(Recorded data)

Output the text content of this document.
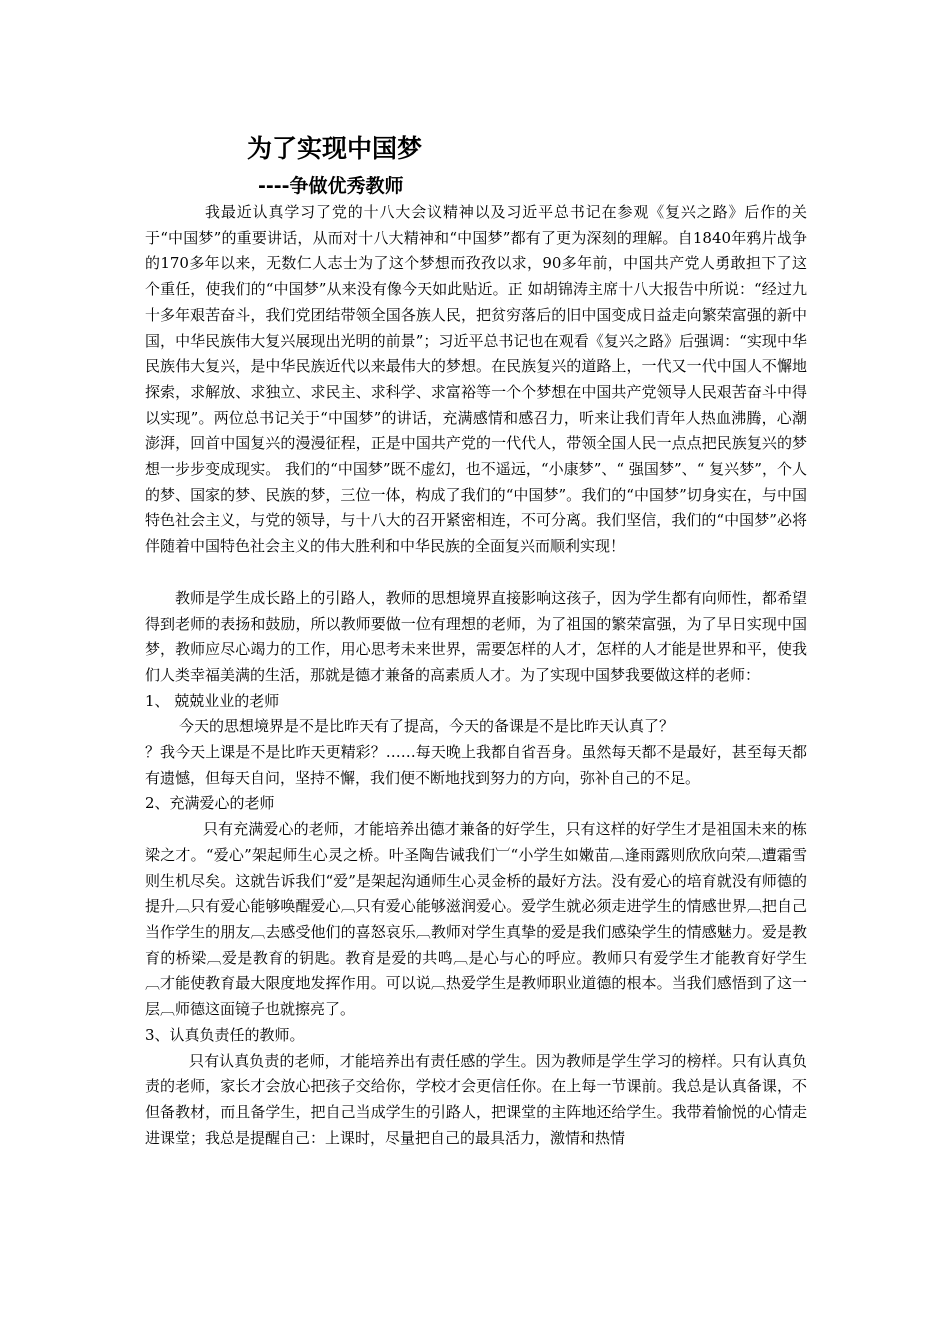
为了实现中国梦
----争做优秀教师

我最近认真学习了党的十八大会议精神以及习近平总书记在参观《复兴之路》后作的关于“中国梦”的重要讲话，从而对十八大精神和“中国梦”都有了更为深刻的理解。自1840年鸦片战争的170多年以来，无数仁人志士为了这个梦想而孜孜以求，90多年前，中国共产党人勇敢担下了这个重任，使我们的“中国梦”从来没有像今天如此贴近。正 如胡锦涛主席十八大报告中所说：“经过九十多年艰苦奋斗，我们党团结带领全国各族人民，把贫穷落后的旧中国变成日益走向繁荣富强的新中国，中华民族伟大复兴展现出光明的前景”；习近平总书记也在观看《复兴之路》后强调：“实现中华民族伟大复兴，是中华民族近代以来最伟大的梦想。在民族复兴的道路上，一代又一代中国人不懈地探索，求解放、求独立、求民主、求科学、求富裕等一个个梦想在中国共产党领导人民艰苦奋斗中得以实现”。两位总书记关于“中国梦”的讲话，充满感情和感召力，听来让我们青年人热血沸腾，心潮澎湃，回首中国复兴的漫漫征程，正是中国共产党的一代代人，带领全国人民一点点把民族复兴的梦想一步步变成现实。 我们的“中国梦”既不虚幻，也不遥远，“小康梦”、“ 强国梦”、“ 复兴梦”，个人的梦、国家的梦、民族的梦，三位一体，构成了我们的“中国梦”。我们的“中国梦”切身实在，与中国特色社会主义，与党的领导，与十八大的召开紧密相连，不可分离。我们坚信，我们的“中国梦”必将伴随着中国特色社会主义的伟大胜利和中华民族的全面复兴而顺利实现！

教师是学生成长路上的引路人，教师的思想境界直接影响这孩子，因为学生都有向师性，都希望得到老师的表扬和鼓励，所以教师要做一位有理想的老师，为了祖国的繁荣富强，为了早日实现中国梦，教师应尽心竭力的工作，用心思考未来世界，需要怎样的人才，怎样的人才能是世界和平，使我们人类幸福美满的生活，那就是德才兼备的高素质人才。为了实现中国梦我要做这样的老师：

1、 兢兢业业的老师

今天的思想境界是不是比昨天有了提高，今天的备课是不是比昨天认真了？

？我今天上课是不是比昨天更精彩？……每天晚上我都自省吾身。虽然每天都不是最好，甚至每天都有遗憾，但每天自问，坚持不懈，我们便不断地找到努力的方向，弥补自己的不足。

2、充满爱心的老师

只有充满爱心的老师，才能培养出德才兼备的好学生，只有这样的好学生才是祖国未来的栋梁之才。“爱心”架起师生心灵之桥。叶圣陶告诫我们︺“小学生如嫩苗︹逢雨露则欣欣向荣︹遭霜雪则生机尽矣。这就告诉我们“爱”是架起沟通师生心灵金桥的最好方法。没有爱心的培育就没有师德的提升︹只有爱心能够唤醒爱心︹只有爱心能够滋润爱心。爱学生就必须走进学生的情感世界︹把自己当作学生的朋友︹去感受他们的喜怒哀乐︹教师对学生真挚的爱是我们感染学生的情感魅力。爱是教育的桥梁︹爱是教育的钥匙。教育是爱的共鸣︹是心与心的呼应。教师只有爱学生才能教育好学生︹才能使教育最大限度地发挥作用。可以说︹热爱学生是教师职业道德的根本。当我们感悟到了这一层︹师德这面镜子也就擦亮了。

3、认真负责任的教师。

只有认真负责的老师，才能培养出有责任感的学生。因为教师是学生学习的榜样。只有认真负责的老师，家长才会放心把孩子交给你，学校才会更信任你。在上每一节课前。我总是认真备课，不但备教材，而且备学生，把自己当成学生的引路人，把课堂的主阵地还给学生。我带着愉悦的心情走进课堂；我总是提醒自己：上课时，尽量把自己的最具活力，激情和热情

Requirements: Repeat the entries exactly and keep the pictures out of the copy.

Response to the exercise:
Output the text content of this document.
为了实现中国梦
----争做优秀教师

我最近认真学习了党的十八大会议精神以及习近平总书记在参观《复兴之路》后作的关于“中国梦”的重要讲话，从而对十八大精神和“中国梦”都有了更为深刻的理解。自1840年鸦片战争的170多年以来，无数仁人志士为了这个梦想而孜孜以求，90多年前，中国共产党人勇敢担下了这个重任，使我们的“中国梦”从来没有像今天如此贴近。正 如胡锦涛主席十八大报告中所说：“经过九十多年艰苦奋斗，我们党团结带领全国各族人民，把贫穷落后的旧中国变成日益走向繁荣富强的新中国，中华民族伟大复兴展现出光明的前景”；习近平总书记也在观看《复兴之路》后强调：“实现中华民族伟大复兴，是中华民族近代以来最伟大的梦想。在民族复兴的道路上，一代又一代中国人不懈地探索，求解放、求独立、求民主、求科学、求富裕等一个个梦想在中国共产党领导人民艰苦奋斗中得以实现”。两位总书记关于“中国梦”的讲话，充满感情和感召力，听来让我们青年人热血沸腾，心潮澎湃，回首中国复兴的漫漫征程，正是中国共产党的一代代人，带领全国人民一点点把民族复兴的梦想一步步变成现实。 我们的“中国梦”既不虚幻，也不遥远，“小康梦”、“ 强国梦”、“ 复兴梦”，个人的梦、国家的梦、民族的梦，三位一体，构成了我们的“中国梦”。我们的“中国梦”切身实在，与中国特色社会主义，与党的领导，与十八大的召开紧密相连，不可分离。我们坚信，我们的“中国梦”必将伴随着中国特色社会主义的伟大胜利和中华民族的全面复兴而顺利实现！

教师是学生成长路上的引路人，教师的思想境界直接影响这孩子，因为学生都有向师性，都希望得到老师的表扬和鼓励，所以教师要做一位有理想的老师，为了祖国的繁荣富强，为了早日实现中国梦，教师应尽心竭力的工作，用心思考未来世界，需要怎样的人才，怎样的人才能是世界和平，使我们人类幸福美满的生活，那就是德才兼备的高素质人才。为了实现中国梦我要做这样的老师：

1、 兢兢业业的老师

今天的思想境界是不是比昨天有了提高，今天的备课是不是比昨天认真了？

？我今天上课是不是比昨天更精彩？……每天晚上我都自省吾身。虽然每天都不是最好，甚至每天都有遗憾，但每天自问，坚持不懈，我们便不断地找到努力的方向，弥补自己的不足。

2、充满爱心的老师

只有充满爱心的老师，才能培养出德才兼备的好学生，只有这样的好学生才是祖国未来的栋梁之才。“爱心”架起师生心灵之桥。叶圣陶告诫我们︺“小学生如嫩苗︹逢雨露则欣欣向荣︹遭霜雪则生机尽矣。这就告诉我们“爱”是架起沟通师生心灵金桥的最好方法。没有爱心的培育就没有师德的提升︹只有爱心能够唤醒爱心︹只有爱心能够滋润爱心。爱学生就必须走进学生的情感世界︹把自己当作学生的朋友︹去感受他们的喜怒哀乐︹教师对学生真挚的爱是我们感染学生的情感魅力。爱是教育的桥梁︹爱是教育的钥匙。教育是爱的共鸣︹是心与心的呼应。教师只有爱学生才能教育好学生︹才能使教育最大限度地发挥作用。可以说︹热爱学生是教师职业道德的根本。当我们感悟到了这一层︹师德这面镜子也就擦亮了。

3、认真负责任的教师。

只有认真负责的老师，才能培养出有责任感的学生。因为教师是学生学习的榜样。只有认真负责的老师，家长才会放心把孩子交给你，学校才会更信任你。在上每一节课前。我总是认真备课，不但备教材，而且备学生，把自己当成学生的引路人，把课堂的主阵地还给学生。我带着愉悦的心情走进课堂；我总是提醒自己：上课时，尽量把自己的最具活力，激情和热情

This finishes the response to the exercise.